On the streets and in the courts, a fight for girls' rights in Honduras

By Global Fund for Children | June 1, 2020 | The Americas | Education, Gender Equity, Youth Empowerment

This blog was written by Keyla Naomy Canales Rodríguez, a leader of the Girls Lead program at Organization for Youth Empowerment (OYE), a GFC partner in Honduras. This post is also available in Spanish.

Do you know what it is to live in fear? To look over your shoulder all the time, to hold your breath, to count your footsteps, to always be ready to run? That is no life at all.

In the face of fear, you have to choose: either you can be quiet, pretend that nothing is happening and think that violence is a woman’s destiny, or you can yell “I’ve had it up to here!” and “It’s not fair!” and you can try to change your life, for you and for other girls. I chose the second option.

My name is Keyla. I am 24 years old and I live in El Progreso, Honduras. Our town is famous for three things: a bridge called La Democracia, which is always broken, like our country; the banana fields; and the intense heat.

I still remember when I was a little girl and I could play outside with my friends: that feeling of freedom that I felt, how happy I was playing with my neighbors. We were a community. A family.

Then the mara showed up and everything changed. With the maras, fear spread. Now, if you were a woman or a girl you had to live locked up. Look down if a group of men approached and put up with the harassment. And be grateful every day just for being alive.

I was still a child, but I kept thinking: This is not fair. This has to change. So when they asked me the typical question: what do you want to be when you grow up? I had no doubts in my heart: I want to be a lawyer, to help others. Especially women. I want to change what is not fair.

Keyla, far left, facilitates a workshop on gender equity for young people in Oaxaca, Mexico.

For me, studying at university seemed like an impossible dream. Not only because we were poor, but because even my own social circle seemed to want to condemn me to a life of servitude. “Don’t worry about studying, better find yourself a good man and have children. If you want to study as a hobby that’s fine, but remember that a woman’s life plan should be to get married, have children, and take care of the home.”

I felt so angry! I just kept thinking: it’s not fair. It’s not fair that being a woman and being poor always put you at a disadvantage. We all have the right to study, to dream, to live without fear. And I did not come into this world to conform or to please anyone.

EXERCISE SET ::
• a. According to the blog post on girls' rights in Honduras, in which town does Keyla live?
• b. Duplicate the records from their first line up to and including the line with "bullet-icon (177, 399, 186, 408)".

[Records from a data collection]
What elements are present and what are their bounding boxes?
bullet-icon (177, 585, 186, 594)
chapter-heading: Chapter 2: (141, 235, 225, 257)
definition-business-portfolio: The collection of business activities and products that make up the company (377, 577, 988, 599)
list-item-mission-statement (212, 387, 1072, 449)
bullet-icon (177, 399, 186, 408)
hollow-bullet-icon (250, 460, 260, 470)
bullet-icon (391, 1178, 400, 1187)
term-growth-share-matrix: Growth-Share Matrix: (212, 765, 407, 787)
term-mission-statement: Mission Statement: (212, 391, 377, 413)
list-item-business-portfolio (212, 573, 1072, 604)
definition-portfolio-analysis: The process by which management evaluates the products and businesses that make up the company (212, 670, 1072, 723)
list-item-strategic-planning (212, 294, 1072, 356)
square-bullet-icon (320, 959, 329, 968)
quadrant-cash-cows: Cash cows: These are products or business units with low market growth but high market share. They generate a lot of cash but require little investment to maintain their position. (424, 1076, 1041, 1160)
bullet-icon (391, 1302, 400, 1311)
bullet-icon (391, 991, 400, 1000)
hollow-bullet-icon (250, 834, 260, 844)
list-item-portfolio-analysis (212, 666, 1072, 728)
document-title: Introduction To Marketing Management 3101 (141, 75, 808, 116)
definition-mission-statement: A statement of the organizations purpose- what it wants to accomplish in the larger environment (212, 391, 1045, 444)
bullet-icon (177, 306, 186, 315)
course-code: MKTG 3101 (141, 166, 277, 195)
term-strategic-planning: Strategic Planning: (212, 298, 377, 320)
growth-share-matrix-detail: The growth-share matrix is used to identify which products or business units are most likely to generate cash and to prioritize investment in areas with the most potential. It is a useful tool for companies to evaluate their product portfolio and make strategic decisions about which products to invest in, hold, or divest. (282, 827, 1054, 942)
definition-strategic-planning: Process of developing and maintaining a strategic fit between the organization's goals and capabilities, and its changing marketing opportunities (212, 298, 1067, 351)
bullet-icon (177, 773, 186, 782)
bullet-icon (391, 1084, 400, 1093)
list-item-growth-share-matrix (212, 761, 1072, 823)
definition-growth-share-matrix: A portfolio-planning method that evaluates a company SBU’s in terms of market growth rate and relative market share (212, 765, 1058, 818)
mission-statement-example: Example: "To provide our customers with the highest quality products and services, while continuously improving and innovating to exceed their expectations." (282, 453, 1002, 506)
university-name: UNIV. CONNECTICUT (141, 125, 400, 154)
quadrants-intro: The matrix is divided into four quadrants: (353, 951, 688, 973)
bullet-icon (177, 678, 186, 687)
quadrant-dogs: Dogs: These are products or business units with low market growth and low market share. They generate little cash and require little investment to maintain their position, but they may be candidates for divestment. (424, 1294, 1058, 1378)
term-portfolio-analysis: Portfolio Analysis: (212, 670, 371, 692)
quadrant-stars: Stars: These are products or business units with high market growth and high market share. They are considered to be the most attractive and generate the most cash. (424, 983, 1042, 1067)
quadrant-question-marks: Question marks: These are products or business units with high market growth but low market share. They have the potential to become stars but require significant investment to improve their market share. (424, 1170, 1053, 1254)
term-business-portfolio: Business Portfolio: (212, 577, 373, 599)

FULL ANSWERS ::
• a. El Progreso, Honduras.

• b.
What elements are present and what are their bounding boxes?
bullet-icon (177, 585, 186, 594)
chapter-heading: Chapter 2: (141, 235, 225, 257)
definition-business-portfolio: The collection of business activities and products that make up the company (377, 577, 988, 599)
list-item-mission-statement (212, 387, 1072, 449)
bullet-icon (177, 399, 186, 408)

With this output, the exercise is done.